──────── Input data ────────

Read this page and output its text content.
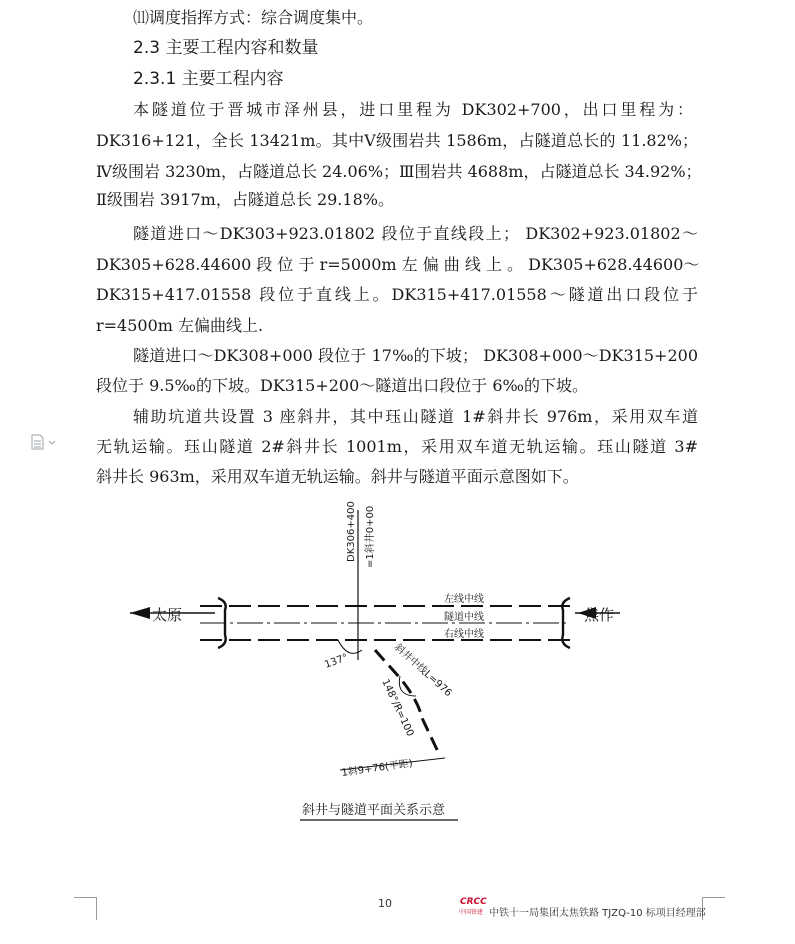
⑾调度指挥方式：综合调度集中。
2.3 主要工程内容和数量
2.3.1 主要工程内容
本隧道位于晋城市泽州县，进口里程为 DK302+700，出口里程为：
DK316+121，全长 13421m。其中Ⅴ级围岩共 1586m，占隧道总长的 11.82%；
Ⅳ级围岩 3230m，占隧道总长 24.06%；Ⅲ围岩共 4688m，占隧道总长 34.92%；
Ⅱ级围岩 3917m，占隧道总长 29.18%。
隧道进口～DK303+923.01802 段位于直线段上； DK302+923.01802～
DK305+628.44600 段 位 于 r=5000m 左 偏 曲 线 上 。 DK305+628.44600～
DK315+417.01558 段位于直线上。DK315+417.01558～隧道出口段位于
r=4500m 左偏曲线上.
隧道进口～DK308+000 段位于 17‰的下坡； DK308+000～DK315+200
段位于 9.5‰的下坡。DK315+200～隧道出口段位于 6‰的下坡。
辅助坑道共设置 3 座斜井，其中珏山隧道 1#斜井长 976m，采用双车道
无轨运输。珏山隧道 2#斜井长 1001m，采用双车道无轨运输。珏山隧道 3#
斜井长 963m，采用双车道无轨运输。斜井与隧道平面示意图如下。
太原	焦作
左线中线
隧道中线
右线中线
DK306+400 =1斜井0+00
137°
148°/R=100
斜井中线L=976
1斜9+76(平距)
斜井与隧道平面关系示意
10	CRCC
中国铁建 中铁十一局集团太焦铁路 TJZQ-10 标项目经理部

────────
──────── Input data ────────

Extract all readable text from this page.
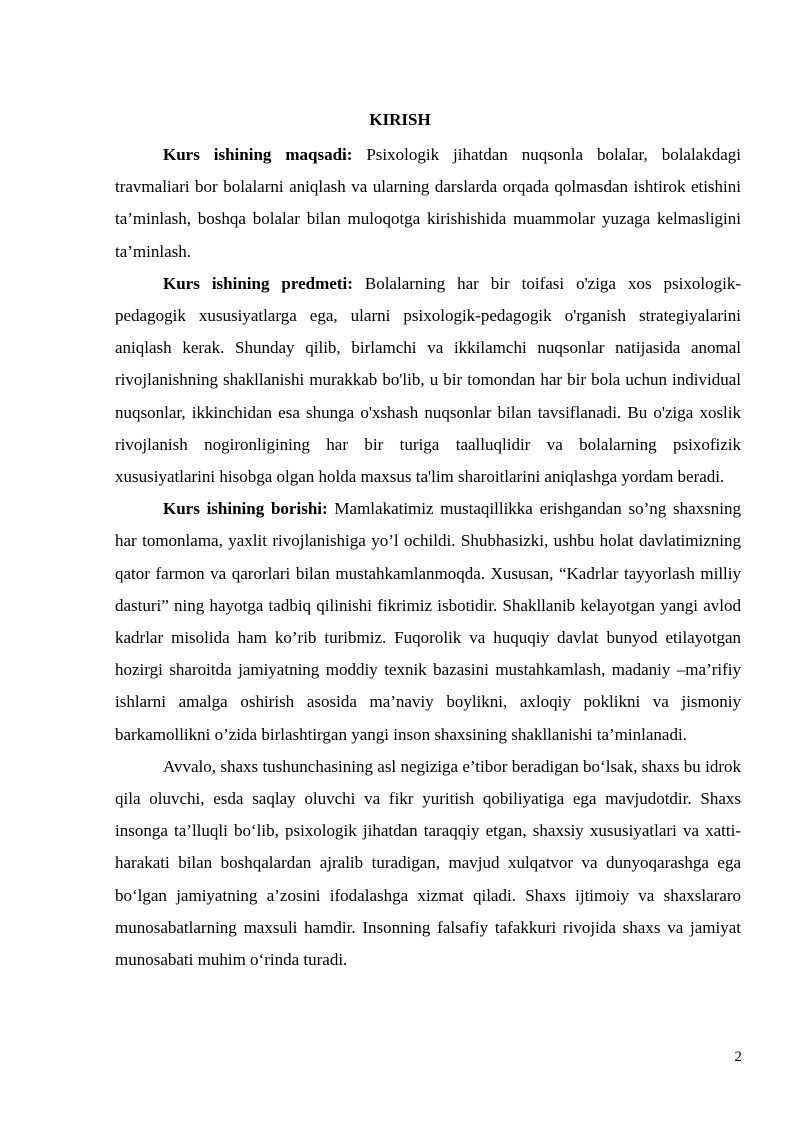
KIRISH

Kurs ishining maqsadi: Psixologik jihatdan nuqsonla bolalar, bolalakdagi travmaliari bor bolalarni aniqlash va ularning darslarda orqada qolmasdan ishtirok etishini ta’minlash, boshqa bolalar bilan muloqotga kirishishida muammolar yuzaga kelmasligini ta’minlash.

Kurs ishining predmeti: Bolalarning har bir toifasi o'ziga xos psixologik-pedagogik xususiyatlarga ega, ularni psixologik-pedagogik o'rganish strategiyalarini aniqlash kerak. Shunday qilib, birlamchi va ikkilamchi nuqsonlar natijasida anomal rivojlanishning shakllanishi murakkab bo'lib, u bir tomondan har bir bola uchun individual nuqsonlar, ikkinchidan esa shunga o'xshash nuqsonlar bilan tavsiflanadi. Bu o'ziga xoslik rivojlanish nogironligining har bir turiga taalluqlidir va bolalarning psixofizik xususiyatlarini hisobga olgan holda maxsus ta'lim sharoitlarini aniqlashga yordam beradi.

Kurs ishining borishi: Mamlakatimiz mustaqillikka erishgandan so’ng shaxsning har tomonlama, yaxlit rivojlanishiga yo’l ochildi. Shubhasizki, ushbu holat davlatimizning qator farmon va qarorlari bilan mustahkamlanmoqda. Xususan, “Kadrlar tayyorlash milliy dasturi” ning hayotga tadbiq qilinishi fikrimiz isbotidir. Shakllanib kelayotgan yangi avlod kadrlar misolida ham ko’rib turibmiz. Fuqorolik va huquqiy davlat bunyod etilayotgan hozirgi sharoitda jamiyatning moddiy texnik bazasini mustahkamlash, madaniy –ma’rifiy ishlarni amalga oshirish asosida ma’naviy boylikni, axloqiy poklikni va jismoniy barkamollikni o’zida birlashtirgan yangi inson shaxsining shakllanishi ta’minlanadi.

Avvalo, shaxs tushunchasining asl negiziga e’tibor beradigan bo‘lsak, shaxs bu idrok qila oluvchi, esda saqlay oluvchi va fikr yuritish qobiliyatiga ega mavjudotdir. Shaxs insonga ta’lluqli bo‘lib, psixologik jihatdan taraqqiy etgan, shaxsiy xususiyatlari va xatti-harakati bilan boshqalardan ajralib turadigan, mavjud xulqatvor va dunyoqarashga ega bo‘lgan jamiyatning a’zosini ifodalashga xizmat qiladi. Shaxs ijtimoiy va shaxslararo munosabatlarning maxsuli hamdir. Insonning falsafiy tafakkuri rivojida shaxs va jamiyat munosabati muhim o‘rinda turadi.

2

────────
──────── Input data ────────

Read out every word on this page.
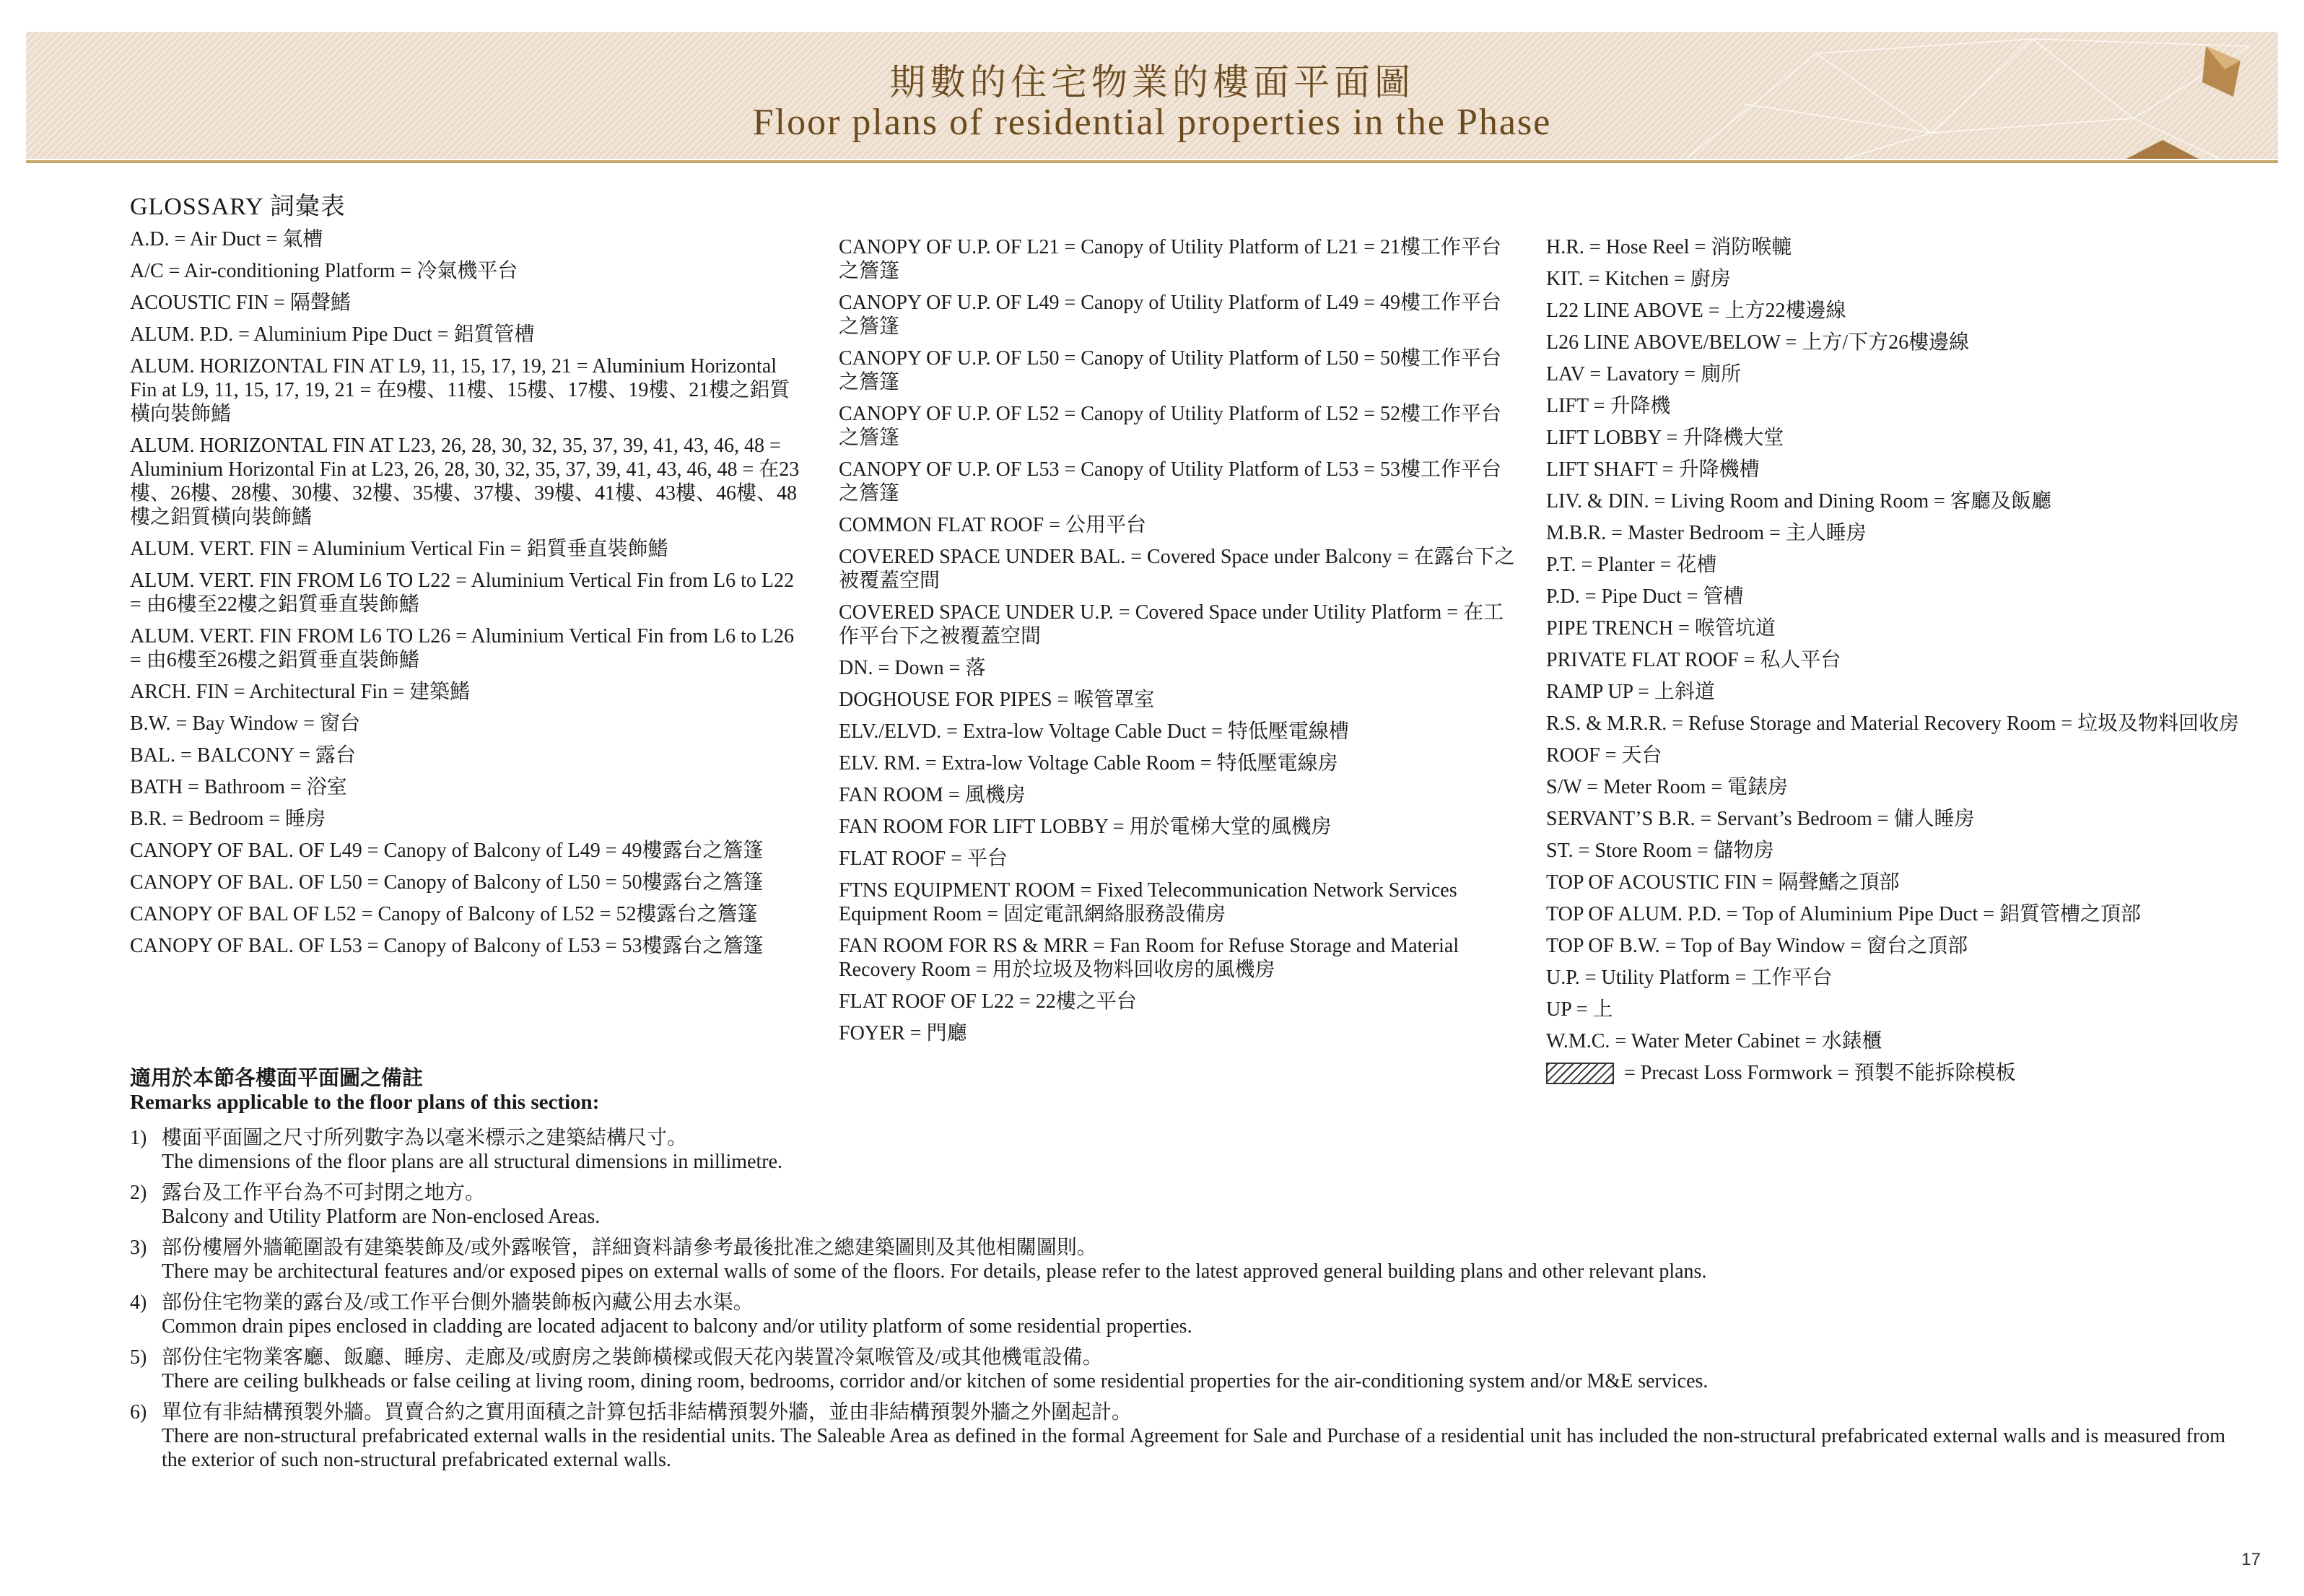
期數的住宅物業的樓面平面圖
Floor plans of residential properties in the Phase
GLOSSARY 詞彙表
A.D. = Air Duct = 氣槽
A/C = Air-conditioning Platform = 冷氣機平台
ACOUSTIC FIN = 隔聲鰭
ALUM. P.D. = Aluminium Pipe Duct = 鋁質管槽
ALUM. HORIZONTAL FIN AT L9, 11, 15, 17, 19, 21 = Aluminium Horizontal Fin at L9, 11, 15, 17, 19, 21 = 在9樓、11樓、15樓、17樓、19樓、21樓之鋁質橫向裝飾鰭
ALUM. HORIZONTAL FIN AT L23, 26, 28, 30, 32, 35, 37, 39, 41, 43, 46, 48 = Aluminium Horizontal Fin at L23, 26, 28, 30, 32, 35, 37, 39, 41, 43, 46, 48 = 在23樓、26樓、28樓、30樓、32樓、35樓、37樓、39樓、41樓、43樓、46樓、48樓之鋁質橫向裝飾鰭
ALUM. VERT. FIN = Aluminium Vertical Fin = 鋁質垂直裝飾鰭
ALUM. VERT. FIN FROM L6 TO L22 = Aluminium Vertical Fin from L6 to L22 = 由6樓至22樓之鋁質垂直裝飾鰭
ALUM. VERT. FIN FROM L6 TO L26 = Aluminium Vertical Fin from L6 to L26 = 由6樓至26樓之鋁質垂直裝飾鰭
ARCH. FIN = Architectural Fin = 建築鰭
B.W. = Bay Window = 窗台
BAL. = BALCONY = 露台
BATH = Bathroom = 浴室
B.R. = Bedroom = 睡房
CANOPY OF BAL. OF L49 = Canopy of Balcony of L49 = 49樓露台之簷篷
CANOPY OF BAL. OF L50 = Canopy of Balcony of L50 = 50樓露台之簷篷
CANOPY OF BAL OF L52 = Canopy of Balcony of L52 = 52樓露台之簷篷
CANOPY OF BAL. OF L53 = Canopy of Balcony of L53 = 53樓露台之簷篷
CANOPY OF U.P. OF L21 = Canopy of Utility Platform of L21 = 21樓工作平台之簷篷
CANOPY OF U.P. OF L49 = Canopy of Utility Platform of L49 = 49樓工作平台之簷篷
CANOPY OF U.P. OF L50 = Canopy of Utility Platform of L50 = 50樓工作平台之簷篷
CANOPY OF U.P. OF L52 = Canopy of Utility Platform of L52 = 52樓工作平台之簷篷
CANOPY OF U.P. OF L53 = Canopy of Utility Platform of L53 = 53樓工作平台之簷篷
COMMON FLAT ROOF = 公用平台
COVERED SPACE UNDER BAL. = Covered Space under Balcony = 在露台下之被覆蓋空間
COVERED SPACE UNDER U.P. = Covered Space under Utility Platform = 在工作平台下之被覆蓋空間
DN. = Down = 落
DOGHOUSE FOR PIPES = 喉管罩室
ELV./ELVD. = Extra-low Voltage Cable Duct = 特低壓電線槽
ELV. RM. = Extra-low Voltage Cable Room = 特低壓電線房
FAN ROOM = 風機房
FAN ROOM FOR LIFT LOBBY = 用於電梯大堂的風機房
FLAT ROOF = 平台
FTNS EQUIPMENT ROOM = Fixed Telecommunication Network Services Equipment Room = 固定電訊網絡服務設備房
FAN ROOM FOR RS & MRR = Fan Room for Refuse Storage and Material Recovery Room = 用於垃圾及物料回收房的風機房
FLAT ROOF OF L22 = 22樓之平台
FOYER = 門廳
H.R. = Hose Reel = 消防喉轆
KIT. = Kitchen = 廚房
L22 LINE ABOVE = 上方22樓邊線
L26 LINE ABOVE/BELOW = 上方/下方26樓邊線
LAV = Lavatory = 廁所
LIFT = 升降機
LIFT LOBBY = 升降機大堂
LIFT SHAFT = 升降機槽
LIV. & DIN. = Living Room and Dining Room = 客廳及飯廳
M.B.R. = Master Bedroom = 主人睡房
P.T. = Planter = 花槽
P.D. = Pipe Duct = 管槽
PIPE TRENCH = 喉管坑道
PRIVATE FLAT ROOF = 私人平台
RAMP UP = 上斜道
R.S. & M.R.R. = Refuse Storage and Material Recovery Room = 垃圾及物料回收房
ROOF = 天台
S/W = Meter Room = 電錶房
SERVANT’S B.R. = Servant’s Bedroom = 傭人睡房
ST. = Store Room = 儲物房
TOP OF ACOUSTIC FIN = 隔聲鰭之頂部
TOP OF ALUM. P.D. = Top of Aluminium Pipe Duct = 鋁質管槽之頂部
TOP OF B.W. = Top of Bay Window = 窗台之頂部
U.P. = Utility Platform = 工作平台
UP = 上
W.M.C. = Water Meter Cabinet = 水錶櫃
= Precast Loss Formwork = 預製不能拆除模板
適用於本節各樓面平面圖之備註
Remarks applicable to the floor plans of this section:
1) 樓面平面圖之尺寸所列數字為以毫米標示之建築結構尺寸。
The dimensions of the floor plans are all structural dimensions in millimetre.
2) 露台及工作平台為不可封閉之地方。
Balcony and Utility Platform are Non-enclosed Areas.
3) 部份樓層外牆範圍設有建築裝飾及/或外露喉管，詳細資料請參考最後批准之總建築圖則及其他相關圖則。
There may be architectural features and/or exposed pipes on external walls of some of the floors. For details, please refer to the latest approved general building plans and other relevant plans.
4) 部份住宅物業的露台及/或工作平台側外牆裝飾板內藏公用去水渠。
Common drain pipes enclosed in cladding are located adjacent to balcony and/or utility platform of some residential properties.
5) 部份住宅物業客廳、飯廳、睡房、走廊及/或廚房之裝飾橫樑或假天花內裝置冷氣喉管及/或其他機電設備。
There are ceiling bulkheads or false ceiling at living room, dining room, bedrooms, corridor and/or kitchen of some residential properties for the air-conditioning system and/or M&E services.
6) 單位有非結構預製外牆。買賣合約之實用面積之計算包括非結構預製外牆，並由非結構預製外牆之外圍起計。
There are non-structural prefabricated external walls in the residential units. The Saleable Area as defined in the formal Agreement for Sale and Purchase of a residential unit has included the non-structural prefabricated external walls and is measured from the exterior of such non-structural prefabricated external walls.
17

────────

▶ **The task**: In the records above, collect each line with "Material".

▶ **Task solution**:
FAN ROOM FOR RS & MRR = Fan Room for Refuse Storage and Material Recovery Room = 用於垃圾及物料回收房的風機房
R.S. & M.R.R. = Refuse Storage and Material Recovery Room = 垃圾及物料回收房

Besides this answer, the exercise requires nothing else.